_Exercise goal_. Copy every line from the material below that holds "Emery".

_Task input_.

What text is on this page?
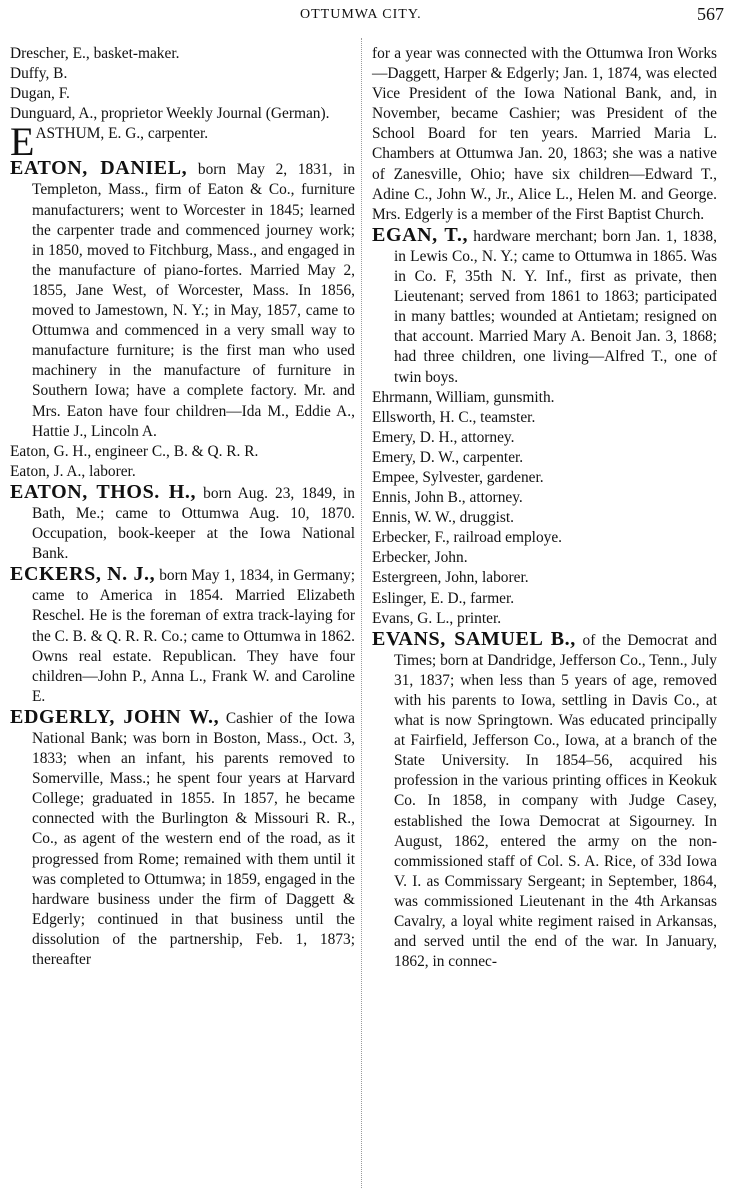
OTTUMWA CITY.	567
Drescher, E., basket-maker.
Duffy, B.
Dugan, F.
Dunguard, A., proprietor Weekly Journal (German).
EASTHUM, E. G., carpenter.
EATON, DANIEL, born May 2, 1831, in Templeton, Mass., firm of Eaton & Co., furniture manufacturers; went to Worcester in 1845; learned the carpenter trade and commenced journey work; in 1850, moved to Fitchburg, Mass., and engaged in the manufacture of piano-fortes. Married May 2, 1855, Jane West, of Worcester, Mass. In 1856, moved to Jamestown, N. Y.; in May, 1857, came to Ottumwa and commenced in a very small way to manufacture furniture; is the first man who used machinery in the manufacture of furniture in Southern Iowa; have a complete factory. Mr. and Mrs. Eaton have four children—Ida M., Eddie A., Hattie J., Lincoln A.
Eaton, G. H., engineer C., B. & Q. R. R.
Eaton, J. A., laborer.
EATON, THOS. H., born Aug. 23, 1849, in Bath, Me.; came to Ottumwa Aug. 10, 1870. Occupation, book-keeper at the Iowa National Bank.
ECKERS, N. J., born May 1, 1834, in Germany; came to America in 1854. Married Elizabeth Reschel. He is the foreman of extra track-laying for the C. B. & Q. R. R. Co.; came to Ottumwa in 1862. Owns real estate. Republican. They have four children—John P., Anna L., Frank W. and Caroline E.
EDGERLY, JOHN W., Cashier of the Iowa National Bank; was born in Boston, Mass., Oct. 3, 1833; when an infant, his parents removed to Somerville, Mass.; he spent four years at Harvard College; graduated in 1855. In 1857, he became connected with the Burlington & Missouri R. R., Co., as agent of the western end of the road, as it progressed from Rome; remained with them until it was completed to Ottumwa; in 1859, engaged in the hardware business under the firm of Daggett & Edgerly; continued in that business until the dissolution of the partnership, Feb. 1, 1873; thereafter
for a year was connected with the Ottumwa Iron Works—Daggett, Harper & Edgerly; Jan. 1, 1874, was elected Vice President of the Iowa National Bank, and, in November, became Cashier; was President of the School Board for ten years. Married Maria L. Chambers at Ottumwa Jan. 20, 1863; she was a native of Zanesville, Ohio; have six children—Edward T., Adine C., John W., Jr., Alice L., Helen M. and George. Mrs. Edgerly is a member of the First Baptist Church.
EGAN, T., hardware merchant; born Jan. 1, 1838, in Lewis Co., N. Y.; came to Ottumwa in 1865. Was in Co. F, 35th N. Y. Inf., first as private, then Lieutenant; served from 1861 to 1863; participated in many battles; wounded at Antietam; resigned on that account. Married Mary A. Benoit Jan. 3, 1868; had three children, one living—Alfred T., one of twin boys.
Ehrmann, William, gunsmith.
Ellsworth, H. C., teamster.
Emery, D. H., attorney.
Emery, D. W., carpenter.
Empee, Sylvester, gardener.
Ennis, John B., attorney.
Ennis, W. W., druggist.
Erbecker, F., railroad employe.
Erbecker, John.
Estergreen, John, laborer.
Eslinger, E. D., farmer.
Evans, G. L., printer.
EVANS, SAMUEL B., of the Democrat and Times; born at Dandridge, Jefferson Co., Tenn., July 31, 1837; when less than 5 years of age, removed with his parents to Iowa, settling in Davis Co., at what is now Springtown. Was educated principally at Fairfield, Jefferson Co., Iowa, at a branch of the State University. In 1854–56, acquired his profession in the various printing offices in Keokuk Co. In 1858, in company with Judge Casey, established the Iowa Democrat at Sigourney. In August, 1862, entered the army on the non-commissioned staff of Col. S. A. Rice, of 33d Iowa V. I. as Commissary Sergeant; in September, 1864, was commissioned Lieutenant in the 4th Arkansas Cavalry, a loyal white regiment raised in Arkansas, and served until the end of the war. In January, 1862, in connec-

_Solution to this problem_.
Emery, D. H., attorney.
Emery, D. W., carpenter.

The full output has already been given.